— START OF Task data —

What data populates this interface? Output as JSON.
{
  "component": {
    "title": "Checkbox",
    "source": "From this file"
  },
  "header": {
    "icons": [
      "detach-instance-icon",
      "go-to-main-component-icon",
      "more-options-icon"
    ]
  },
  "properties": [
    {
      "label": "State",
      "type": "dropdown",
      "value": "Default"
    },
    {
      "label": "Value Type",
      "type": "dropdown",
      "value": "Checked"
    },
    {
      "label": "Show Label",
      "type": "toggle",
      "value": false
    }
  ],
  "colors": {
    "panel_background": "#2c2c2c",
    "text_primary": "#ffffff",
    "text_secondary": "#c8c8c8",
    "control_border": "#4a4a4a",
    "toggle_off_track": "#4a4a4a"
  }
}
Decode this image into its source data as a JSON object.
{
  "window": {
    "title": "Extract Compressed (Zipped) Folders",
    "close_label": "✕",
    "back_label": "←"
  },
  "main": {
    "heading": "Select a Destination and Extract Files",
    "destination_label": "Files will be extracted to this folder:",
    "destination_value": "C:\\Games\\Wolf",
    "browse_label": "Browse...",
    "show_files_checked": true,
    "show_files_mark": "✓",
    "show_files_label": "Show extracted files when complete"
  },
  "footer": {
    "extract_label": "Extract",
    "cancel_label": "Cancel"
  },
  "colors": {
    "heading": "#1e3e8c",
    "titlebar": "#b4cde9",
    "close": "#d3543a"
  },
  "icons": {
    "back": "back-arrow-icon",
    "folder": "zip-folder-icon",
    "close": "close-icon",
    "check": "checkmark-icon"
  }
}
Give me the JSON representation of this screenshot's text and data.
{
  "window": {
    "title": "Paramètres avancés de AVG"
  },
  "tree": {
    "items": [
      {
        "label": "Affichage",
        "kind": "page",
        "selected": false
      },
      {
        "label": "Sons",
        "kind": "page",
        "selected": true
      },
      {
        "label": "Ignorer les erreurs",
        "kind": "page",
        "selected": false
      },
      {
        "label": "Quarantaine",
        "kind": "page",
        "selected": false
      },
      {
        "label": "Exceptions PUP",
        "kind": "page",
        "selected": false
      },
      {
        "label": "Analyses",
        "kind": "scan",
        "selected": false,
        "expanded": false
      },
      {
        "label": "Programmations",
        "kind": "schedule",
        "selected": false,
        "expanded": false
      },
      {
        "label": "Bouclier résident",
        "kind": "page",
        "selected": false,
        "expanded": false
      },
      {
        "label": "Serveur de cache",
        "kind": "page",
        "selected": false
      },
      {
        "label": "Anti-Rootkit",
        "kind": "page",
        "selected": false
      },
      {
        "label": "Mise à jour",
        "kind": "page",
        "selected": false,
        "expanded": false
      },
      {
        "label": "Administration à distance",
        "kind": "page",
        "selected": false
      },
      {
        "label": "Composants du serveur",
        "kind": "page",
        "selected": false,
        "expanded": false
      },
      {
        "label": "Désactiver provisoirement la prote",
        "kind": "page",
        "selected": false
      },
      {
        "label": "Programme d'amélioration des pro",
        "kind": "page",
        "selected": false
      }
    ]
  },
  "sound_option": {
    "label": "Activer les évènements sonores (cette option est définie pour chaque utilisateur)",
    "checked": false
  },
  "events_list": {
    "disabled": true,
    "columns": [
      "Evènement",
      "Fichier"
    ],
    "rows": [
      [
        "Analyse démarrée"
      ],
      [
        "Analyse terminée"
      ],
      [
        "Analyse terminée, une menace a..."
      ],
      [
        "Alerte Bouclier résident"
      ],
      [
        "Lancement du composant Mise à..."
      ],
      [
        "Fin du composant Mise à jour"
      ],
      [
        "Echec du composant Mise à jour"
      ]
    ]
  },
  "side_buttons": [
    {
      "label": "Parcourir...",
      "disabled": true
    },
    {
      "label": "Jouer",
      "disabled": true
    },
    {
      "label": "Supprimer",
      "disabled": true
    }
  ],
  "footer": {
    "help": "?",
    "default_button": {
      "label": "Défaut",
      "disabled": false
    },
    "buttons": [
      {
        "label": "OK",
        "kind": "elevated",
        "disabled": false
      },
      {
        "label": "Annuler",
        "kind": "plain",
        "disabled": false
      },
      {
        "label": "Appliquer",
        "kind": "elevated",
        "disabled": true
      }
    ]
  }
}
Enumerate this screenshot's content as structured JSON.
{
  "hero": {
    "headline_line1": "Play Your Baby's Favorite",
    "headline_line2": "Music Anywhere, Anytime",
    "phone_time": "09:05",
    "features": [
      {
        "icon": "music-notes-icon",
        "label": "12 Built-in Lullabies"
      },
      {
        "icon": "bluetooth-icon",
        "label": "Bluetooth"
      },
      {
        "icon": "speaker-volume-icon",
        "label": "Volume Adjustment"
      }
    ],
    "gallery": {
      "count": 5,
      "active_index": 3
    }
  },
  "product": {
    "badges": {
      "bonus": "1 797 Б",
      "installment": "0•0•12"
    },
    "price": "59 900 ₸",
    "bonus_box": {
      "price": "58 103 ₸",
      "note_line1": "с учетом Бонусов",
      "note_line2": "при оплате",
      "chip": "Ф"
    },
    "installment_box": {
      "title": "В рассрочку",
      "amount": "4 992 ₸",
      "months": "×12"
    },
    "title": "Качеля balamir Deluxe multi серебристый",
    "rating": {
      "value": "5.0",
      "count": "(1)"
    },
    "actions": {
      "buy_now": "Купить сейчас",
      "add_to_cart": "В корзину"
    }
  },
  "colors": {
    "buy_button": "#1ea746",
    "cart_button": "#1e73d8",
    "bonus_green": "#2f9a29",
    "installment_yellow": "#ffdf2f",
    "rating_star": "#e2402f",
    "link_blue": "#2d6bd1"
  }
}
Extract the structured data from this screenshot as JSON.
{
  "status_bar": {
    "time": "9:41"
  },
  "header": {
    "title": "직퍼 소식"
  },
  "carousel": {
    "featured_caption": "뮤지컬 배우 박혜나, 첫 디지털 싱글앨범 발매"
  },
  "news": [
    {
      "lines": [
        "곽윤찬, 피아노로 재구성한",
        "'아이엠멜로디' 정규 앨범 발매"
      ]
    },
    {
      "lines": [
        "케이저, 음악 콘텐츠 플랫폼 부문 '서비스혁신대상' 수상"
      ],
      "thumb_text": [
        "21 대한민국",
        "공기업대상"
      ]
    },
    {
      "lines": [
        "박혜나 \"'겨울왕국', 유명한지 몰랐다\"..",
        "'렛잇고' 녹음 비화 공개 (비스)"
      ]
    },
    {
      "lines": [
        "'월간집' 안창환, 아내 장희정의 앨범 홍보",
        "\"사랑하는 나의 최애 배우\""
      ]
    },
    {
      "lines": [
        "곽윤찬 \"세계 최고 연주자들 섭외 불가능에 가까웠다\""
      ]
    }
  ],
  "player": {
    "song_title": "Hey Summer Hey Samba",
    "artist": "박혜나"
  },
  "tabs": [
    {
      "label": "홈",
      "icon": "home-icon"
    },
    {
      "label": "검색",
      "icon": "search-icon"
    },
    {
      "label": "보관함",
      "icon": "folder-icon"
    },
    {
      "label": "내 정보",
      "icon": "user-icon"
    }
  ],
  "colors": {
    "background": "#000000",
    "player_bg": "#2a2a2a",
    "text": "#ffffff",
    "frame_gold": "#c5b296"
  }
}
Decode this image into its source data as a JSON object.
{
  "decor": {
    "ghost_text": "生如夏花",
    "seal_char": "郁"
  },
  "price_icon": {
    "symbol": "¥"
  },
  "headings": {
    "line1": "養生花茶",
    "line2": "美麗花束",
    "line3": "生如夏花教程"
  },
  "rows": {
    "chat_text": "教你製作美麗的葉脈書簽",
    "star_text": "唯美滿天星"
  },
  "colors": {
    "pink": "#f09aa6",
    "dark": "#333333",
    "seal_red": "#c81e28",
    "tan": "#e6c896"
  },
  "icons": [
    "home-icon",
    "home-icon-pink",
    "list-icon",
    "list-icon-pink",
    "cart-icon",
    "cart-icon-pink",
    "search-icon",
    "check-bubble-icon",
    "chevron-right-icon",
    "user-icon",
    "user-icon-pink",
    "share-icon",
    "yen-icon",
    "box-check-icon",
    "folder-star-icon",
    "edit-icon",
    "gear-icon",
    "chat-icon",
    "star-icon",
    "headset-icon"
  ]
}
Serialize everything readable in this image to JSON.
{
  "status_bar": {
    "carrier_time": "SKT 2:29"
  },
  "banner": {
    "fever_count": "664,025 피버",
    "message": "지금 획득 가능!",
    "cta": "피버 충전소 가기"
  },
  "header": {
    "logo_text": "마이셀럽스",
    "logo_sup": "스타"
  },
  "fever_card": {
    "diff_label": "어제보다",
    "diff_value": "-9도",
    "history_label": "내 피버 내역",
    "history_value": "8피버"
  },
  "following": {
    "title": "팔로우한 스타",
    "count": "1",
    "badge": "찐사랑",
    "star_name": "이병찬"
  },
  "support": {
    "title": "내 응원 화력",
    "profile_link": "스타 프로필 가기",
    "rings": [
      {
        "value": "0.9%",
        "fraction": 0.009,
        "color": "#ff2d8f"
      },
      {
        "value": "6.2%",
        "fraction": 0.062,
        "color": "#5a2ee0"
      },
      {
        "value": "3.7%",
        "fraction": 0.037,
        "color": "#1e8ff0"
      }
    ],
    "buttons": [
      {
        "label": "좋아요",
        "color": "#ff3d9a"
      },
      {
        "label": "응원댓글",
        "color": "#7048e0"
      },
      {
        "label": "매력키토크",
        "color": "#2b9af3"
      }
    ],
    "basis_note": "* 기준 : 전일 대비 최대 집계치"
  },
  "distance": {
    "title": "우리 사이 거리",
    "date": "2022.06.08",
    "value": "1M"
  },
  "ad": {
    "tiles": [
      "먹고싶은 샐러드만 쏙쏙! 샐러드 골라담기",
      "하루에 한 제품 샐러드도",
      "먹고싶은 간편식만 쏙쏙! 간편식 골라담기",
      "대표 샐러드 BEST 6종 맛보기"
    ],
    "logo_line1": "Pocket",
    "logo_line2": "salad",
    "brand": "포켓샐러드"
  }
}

— END OF Task data —

[Task to carry out]
Where does the word "true" appear in the listing? List each line that holds it.

[Response for this exercise]
    "show_files_checked": true,
        "selected": true
    "disabled": true,
      "disabled": true
      "disabled": true
      "disabled": true
        "disabled": true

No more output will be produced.